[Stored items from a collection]
+++

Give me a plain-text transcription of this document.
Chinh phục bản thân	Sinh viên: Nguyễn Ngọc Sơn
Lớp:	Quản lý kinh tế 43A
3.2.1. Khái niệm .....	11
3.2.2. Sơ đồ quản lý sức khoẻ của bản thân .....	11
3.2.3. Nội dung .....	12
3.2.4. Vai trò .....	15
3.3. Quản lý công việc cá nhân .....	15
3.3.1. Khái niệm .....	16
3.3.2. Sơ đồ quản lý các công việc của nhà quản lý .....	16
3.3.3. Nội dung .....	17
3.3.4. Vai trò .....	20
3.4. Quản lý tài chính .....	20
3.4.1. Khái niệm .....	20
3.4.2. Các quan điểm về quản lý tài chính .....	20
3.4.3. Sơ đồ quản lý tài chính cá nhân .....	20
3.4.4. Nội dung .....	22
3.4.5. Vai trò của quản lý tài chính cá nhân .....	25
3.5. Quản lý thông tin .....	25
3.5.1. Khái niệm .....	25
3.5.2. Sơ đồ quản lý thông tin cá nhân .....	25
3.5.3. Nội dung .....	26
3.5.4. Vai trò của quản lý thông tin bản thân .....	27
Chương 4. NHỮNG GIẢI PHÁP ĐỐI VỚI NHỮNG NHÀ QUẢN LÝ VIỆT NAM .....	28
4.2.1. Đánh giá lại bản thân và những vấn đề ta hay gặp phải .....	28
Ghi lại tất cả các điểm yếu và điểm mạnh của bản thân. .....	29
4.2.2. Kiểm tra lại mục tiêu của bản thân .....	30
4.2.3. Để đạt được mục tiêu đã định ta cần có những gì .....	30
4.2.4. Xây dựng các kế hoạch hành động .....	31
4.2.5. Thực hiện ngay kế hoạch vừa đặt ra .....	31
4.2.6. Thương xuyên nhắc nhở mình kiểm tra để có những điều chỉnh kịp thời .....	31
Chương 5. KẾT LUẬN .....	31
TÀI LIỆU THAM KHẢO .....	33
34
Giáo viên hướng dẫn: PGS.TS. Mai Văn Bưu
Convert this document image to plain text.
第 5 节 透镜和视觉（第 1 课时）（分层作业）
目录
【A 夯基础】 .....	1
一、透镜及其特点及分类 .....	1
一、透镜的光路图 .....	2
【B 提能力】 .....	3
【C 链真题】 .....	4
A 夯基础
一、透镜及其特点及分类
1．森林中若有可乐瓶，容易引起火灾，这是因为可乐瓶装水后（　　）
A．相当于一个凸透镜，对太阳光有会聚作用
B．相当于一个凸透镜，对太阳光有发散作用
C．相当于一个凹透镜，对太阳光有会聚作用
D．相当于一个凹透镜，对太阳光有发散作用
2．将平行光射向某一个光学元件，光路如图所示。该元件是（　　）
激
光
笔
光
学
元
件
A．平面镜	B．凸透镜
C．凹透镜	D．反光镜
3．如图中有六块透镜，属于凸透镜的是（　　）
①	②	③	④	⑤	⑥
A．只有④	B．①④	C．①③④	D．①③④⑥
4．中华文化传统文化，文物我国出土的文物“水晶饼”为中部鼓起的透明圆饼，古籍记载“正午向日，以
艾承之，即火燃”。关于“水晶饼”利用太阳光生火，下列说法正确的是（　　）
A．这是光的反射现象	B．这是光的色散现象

+++

To do:
Check every line of the records above for the string "对太阳光有发散作用" and say how many contain it, giving the number alone.

Response:
2